**Aim:**
Could you give the data below again, exactly and completely?

**Raw data:**

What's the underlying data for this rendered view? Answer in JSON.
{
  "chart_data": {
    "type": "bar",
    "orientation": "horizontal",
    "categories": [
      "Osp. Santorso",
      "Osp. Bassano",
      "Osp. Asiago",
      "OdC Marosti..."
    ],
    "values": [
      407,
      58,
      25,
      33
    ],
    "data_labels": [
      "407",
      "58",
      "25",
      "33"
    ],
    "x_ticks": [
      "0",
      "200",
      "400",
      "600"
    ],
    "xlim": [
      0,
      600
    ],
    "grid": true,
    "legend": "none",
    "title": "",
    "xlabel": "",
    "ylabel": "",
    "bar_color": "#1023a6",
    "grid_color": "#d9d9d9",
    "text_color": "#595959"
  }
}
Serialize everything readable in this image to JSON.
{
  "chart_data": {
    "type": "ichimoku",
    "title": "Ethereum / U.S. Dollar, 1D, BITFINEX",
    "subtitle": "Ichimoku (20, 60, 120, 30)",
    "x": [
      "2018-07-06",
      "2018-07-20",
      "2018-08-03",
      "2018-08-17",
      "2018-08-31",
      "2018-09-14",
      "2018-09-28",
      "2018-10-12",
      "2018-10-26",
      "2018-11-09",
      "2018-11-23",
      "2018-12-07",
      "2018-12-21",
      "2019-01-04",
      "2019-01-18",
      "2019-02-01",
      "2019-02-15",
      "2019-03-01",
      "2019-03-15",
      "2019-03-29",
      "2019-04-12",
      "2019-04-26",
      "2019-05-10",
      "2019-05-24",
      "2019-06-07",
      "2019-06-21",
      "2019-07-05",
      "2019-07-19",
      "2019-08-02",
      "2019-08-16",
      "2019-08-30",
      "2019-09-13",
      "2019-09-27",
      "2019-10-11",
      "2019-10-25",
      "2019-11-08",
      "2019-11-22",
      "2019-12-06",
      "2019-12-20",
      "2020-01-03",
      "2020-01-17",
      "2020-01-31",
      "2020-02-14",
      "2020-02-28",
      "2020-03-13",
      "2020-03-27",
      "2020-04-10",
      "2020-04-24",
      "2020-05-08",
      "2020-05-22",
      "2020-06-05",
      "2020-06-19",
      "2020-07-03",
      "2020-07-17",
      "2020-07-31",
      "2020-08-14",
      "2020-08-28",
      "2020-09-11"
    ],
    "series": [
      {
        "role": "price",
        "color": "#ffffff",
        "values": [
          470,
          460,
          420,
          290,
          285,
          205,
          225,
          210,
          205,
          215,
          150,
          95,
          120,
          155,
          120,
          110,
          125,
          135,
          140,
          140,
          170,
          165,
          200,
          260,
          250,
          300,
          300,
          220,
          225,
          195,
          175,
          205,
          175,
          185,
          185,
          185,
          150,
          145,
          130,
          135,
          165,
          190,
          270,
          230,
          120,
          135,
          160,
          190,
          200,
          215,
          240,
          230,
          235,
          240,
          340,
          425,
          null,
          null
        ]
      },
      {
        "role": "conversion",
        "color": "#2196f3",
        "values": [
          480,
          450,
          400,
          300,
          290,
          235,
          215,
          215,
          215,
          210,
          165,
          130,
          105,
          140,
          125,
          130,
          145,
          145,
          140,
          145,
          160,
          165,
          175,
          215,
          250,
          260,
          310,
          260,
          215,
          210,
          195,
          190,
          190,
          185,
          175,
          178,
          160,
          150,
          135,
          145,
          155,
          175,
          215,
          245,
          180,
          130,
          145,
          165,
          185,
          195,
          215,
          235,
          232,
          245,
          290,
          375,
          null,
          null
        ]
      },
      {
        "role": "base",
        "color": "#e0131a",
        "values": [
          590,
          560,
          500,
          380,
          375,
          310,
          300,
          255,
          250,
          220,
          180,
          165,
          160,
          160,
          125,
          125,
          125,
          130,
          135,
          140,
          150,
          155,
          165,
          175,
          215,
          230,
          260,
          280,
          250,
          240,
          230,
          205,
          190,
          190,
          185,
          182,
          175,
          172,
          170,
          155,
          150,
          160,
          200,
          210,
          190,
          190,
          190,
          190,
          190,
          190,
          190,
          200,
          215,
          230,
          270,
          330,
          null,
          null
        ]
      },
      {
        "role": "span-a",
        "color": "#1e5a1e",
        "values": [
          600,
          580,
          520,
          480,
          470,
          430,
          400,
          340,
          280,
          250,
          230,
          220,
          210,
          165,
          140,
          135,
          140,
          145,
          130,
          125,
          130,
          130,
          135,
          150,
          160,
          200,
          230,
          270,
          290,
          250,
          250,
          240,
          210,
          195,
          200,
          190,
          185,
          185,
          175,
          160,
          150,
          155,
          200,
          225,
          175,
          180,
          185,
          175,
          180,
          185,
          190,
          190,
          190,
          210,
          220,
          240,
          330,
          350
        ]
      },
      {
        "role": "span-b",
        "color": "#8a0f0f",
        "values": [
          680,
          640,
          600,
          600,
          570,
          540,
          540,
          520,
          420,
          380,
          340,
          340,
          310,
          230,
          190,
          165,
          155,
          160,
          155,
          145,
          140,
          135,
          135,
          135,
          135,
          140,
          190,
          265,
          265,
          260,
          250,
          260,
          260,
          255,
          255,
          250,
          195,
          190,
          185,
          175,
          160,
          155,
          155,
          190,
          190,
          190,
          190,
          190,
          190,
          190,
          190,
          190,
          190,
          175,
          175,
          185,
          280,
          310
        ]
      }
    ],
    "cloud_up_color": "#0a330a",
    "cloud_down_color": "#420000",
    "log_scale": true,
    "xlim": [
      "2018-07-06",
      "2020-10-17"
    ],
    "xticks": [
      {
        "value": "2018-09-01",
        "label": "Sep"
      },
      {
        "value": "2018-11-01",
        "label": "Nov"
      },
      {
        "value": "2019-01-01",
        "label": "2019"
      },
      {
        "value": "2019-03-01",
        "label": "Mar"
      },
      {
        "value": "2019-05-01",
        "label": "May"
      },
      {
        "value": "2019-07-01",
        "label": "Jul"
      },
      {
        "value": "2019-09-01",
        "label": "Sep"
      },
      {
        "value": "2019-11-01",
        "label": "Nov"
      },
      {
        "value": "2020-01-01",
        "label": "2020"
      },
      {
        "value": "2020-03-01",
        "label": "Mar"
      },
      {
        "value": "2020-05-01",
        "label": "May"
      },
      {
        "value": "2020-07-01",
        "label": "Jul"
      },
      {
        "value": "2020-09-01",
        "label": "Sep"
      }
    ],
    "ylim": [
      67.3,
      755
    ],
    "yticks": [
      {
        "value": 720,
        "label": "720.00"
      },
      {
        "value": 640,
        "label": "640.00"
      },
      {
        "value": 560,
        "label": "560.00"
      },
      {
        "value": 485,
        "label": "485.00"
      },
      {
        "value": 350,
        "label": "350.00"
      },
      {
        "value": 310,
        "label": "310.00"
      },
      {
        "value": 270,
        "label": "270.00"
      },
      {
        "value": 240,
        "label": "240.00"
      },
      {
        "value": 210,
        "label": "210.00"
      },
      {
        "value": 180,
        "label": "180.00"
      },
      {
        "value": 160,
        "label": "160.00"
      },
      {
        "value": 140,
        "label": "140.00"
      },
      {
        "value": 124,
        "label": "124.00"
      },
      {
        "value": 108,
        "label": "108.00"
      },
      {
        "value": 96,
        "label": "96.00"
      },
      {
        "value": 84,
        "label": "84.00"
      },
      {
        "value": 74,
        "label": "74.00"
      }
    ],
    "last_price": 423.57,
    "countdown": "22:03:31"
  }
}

**Solution for this problem:**
What's the underlying data for this rendered view? Answer in JSON.
{
  "chart_data": {
    "type": "bar",
    "orientation": "horizontal",
    "categories": [
      "Osp. Santorso",
      "Osp. Bassano",
      "Osp. Asiago",
      "OdC Marosti..."
    ],
    "values": [
      407,
      58,
      25,
      33
    ],
    "data_labels": [
      "407",
      "58",
      "25",
      "33"
    ],
    "x_ticks": [
      "0",
      "200",
      "400",
      "600"
    ],
    "xlim": [
      0,
      600
    ],
    "grid": true,
    "legend": "none",
    "title": "",
    "xlabel": "",
    "ylabel": "",
    "bar_color": "#1023a6",
    "grid_color": "#d9d9d9",
    "text_color": "#595959"
  }
}
Serialize everything readable in this image to JSON.
{
  "chart_data": {
    "type": "ichimoku",
    "title": "Ethereum / U.S. Dollar, 1D, BITFINEX",
    "subtitle": "Ichimoku (20, 60, 120, 30)",
    "x": [
      "2018-07-06",
      "2018-07-20",
      "2018-08-03",
      "2018-08-17",
      "2018-08-31",
      "2018-09-14",
      "2018-09-28",
      "2018-10-12",
      "2018-10-26",
      "2018-11-09",
      "2018-11-23",
      "2018-12-07",
      "2018-12-21",
      "2019-01-04",
      "2019-01-18",
      "2019-02-01",
      "2019-02-15",
      "2019-03-01",
      "2019-03-15",
      "2019-03-29",
      "2019-04-12",
      "2019-04-26",
      "2019-05-10",
      "2019-05-24",
      "2019-06-07",
      "2019-06-21",
      "2019-07-05",
      "2019-07-19",
      "2019-08-02",
      "2019-08-16",
      "2019-08-30",
      "2019-09-13",
      "2019-09-27",
      "2019-10-11",
      "2019-10-25",
      "2019-11-08",
      "2019-11-22",
      "2019-12-06",
      "2019-12-20",
      "2020-01-03",
      "2020-01-17",
      "2020-01-31",
      "2020-02-14",
      "2020-02-28",
      "2020-03-13",
      "2020-03-27",
      "2020-04-10",
      "2020-04-24",
      "2020-05-08",
      "2020-05-22",
      "2020-06-05",
      "2020-06-19",
      "2020-07-03",
      "2020-07-17",
      "2020-07-31",
      "2020-08-14",
      "2020-08-28",
      "2020-09-11"
    ],
    "series": [
      {
        "role": "price",
        "color": "#ffffff",
        "values": [
          470,
          460,
          420,
          290,
          285,
          205,
          225,
          210,
          205,
          215,
          150,
          95,
          120,
          155,
          120,
          110,
          125,
          135,
          140,
          140,
          170,
          165,
          200,
          260,
          250,
          300,
          300,
          220,
          225,
          195,
          175,
          205,
          175,
          185,
          185,
          185,
          150,
          145,
          130,
          135,
          165,
          190,
          270,
          230,
          120,
          135,
          160,
          190,
          200,
          215,
          240,
          230,
          235,
          240,
          340,
          425,
          null,
          null
        ]
      },
      {
        "role": "conversion",
        "color": "#2196f3",
        "values": [
          480,
          450,
          400,
          300,
          290,
          235,
          215,
          215,
          215,
          210,
          165,
          130,
          105,
          140,
          125,
          130,
          145,
          145,
          140,
          145,
          160,
          165,
          175,
          215,
          250,
          260,
          310,
          260,
          215,
          210,
          195,
          190,
          190,
          185,
          175,
          178,
          160,
          150,
          135,
          145,
          155,
          175,
          215,
          245,
          180,
          130,
          145,
          165,
          185,
          195,
          215,
          235,
          232,
          245,
          290,
          375,
          null,
          null
        ]
      },
      {
        "role": "base",
        "color": "#e0131a",
        "values": [
          590,
          560,
          500,
          380,
          375,
          310,
          300,
          255,
          250,
          220,
          180,
          165,
          160,
          160,
          125,
          125,
          125,
          130,
          135,
          140,
          150,
          155,
          165,
          175,
          215,
          230,
          260,
          280,
          250,
          240,
          230,
          205,
          190,
          190,
          185,
          182,
          175,
          172,
          170,
          155,
          150,
          160,
          200,
          210,
          190,
          190,
          190,
          190,
          190,
          190,
          190,
          200,
          215,
          230,
          270,
          330,
          null,
          null
        ]
      },
      {
        "role": "span-a",
        "color": "#1e5a1e",
        "values": [
          600,
          580,
          520,
          480,
          470,
          430,
          400,
          340,
          280,
          250,
          230,
          220,
          210,
          165,
          140,
          135,
          140,
          145,
          130,
          125,
          130,
          130,
          135,
          150,
          160,
          200,
          230,
          270,
          290,
          250,
          250,
          240,
          210,
          195,
          200,
          190,
          185,
          185,
          175,
          160,
          150,
          155,
          200,
          225,
          175,
          180,
          185,
          175,
          180,
          185,
          190,
          190,
          190,
          210,
          220,
          240,
          330,
          350
        ]
      },
      {
        "role": "span-b",
        "color": "#8a0f0f",
        "values": [
          680,
          640,
          600,
          600,
          570,
          540,
          540,
          520,
          420,
          380,
          340,
          340,
          310,
          230,
          190,
          165,
          155,
          160,
          155,
          145,
          140,
          135,
          135,
          135,
          135,
          140,
          190,
          265,
          265,
          260,
          250,
          260,
          260,
          255,
          255,
          250,
          195,
          190,
          185,
          175,
          160,
          155,
          155,
          190,
          190,
          190,
          190,
          190,
          190,
          190,
          190,
          190,
          190,
          175,
          175,
          185,
          280,
          310
        ]
      }
    ],
    "cloud_up_color": "#0a330a",
    "cloud_down_color": "#420000",
    "log_scale": true,
    "xlim": [
      "2018-07-06",
      "2020-10-17"
    ],
    "xticks": [
      {
        "value": "2018-09-01",
        "label": "Sep"
      },
      {
        "value": "2018-11-01",
        "label": "Nov"
      },
      {
        "value": "2019-01-01",
        "label": "2019"
      },
      {
        "value": "2019-03-01",
        "label": "Mar"
      },
      {
        "value": "2019-05-01",
        "label": "May"
      },
      {
        "value": "2019-07-01",
        "label": "Jul"
      },
      {
        "value": "2019-09-01",
        "label": "Sep"
      },
      {
        "value": "2019-11-01",
        "label": "Nov"
      },
      {
        "value": "2020-01-01",
        "label": "2020"
      },
      {
        "value": "2020-03-01",
        "label": "Mar"
      },
      {
        "value": "2020-05-01",
        "label": "May"
      },
      {
        "value": "2020-07-01",
        "label": "Jul"
      },
      {
        "value": "2020-09-01",
        "label": "Sep"
      }
    ],
    "ylim": [
      67.3,
      755
    ],
    "yticks": [
      {
        "value": 720,
        "label": "720.00"
      },
      {
        "value": 640,
        "label": "640.00"
      },
      {
        "value": 560,
        "label": "560.00"
      },
      {
        "value": 485,
        "label": "485.00"
      },
      {
        "value": 350,
        "label": "350.00"
      },
      {
        "value": 310,
        "label": "310.00"
      },
      {
        "value": 270,
        "label": "270.00"
      },
      {
        "value": 240,
        "label": "240.00"
      },
      {
        "value": 210,
        "label": "210.00"
      },
      {
        "value": 180,
        "label": "180.00"
      },
      {
        "value": 160,
        "label": "160.00"
      },
      {
        "value": 140,
        "label": "140.00"
      },
      {
        "value": 124,
        "label": "124.00"
      },
      {
        "value": 108,
        "label": "108.00"
      },
      {
        "value": 96,
        "label": "96.00"
      },
      {
        "value": 84,
        "label": "84.00"
      },
      {
        "value": 74,
        "label": "74.00"
      }
    ],
    "last_price": 423.57,
    "countdown": "22:03:31"
  }
}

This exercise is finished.